Directions for this task: Each line below should be reproduced without any alteration.

Data entries:
## begin

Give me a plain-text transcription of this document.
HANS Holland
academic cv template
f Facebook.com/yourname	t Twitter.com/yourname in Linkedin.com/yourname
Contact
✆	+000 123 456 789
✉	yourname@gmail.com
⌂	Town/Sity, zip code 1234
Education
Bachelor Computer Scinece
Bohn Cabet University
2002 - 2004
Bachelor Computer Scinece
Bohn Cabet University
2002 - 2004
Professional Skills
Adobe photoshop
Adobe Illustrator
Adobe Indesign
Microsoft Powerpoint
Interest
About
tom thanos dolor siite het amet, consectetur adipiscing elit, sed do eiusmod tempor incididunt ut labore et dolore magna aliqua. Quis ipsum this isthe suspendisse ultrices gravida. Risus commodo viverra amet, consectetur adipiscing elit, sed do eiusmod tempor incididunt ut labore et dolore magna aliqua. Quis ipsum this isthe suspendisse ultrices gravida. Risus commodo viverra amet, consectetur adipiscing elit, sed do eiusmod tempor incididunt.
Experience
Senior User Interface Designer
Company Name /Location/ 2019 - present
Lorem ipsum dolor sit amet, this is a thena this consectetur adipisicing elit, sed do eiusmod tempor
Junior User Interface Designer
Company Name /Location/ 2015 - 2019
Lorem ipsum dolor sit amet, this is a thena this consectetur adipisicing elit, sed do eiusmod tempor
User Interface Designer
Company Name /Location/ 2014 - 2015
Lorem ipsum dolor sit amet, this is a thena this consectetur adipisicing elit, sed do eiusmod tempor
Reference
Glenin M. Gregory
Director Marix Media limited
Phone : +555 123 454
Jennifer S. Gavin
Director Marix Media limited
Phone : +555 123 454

## end

Correct output:
Give me a plain-text transcription of this document.
HANS Holland
academic cv template
f Facebook.com/yourname	t Twitter.com/yourname in Linkedin.com/yourname
Contact
✆	+000 123 456 789
✉	yourname@gmail.com
⌂	Town/Sity, zip code 1234
Education
Bachelor Computer Scinece
Bohn Cabet University
2002 - 2004
Bachelor Computer Scinece
Bohn Cabet University
2002 - 2004
Professional Skills
Adobe photoshop
Adobe Illustrator
Adobe Indesign
Microsoft Powerpoint
Interest
About
tom thanos dolor siite het amet, consectetur adipiscing elit, sed do eiusmod tempor incididunt ut labore et dolore magna aliqua. Quis ipsum this isthe suspendisse ultrices gravida. Risus commodo viverra amet, consectetur adipiscing elit, sed do eiusmod tempor incididunt ut labore et dolore magna aliqua. Quis ipsum this isthe suspendisse ultrices gravida. Risus commodo viverra amet, consectetur adipiscing elit, sed do eiusmod tempor incididunt.
Experience
Senior User Interface Designer
Company Name /Location/ 2019 - present
Lorem ipsum dolor sit amet, this is a thena this consectetur adipisicing elit, sed do eiusmod tempor
Junior User Interface Designer
Company Name /Location/ 2015 - 2019
Lorem ipsum dolor sit amet, this is a thena this consectetur adipisicing elit, sed do eiusmod tempor
User Interface Designer
Company Name /Location/ 2014 - 2015
Lorem ipsum dolor sit amet, this is a thena this consectetur adipisicing elit, sed do eiusmod tempor
Reference
Glenin M. Gregory
Director Marix Media limited
Phone : +555 123 454
Jennifer S. Gavin
Director Marix Media limited
Phone : +555 123 454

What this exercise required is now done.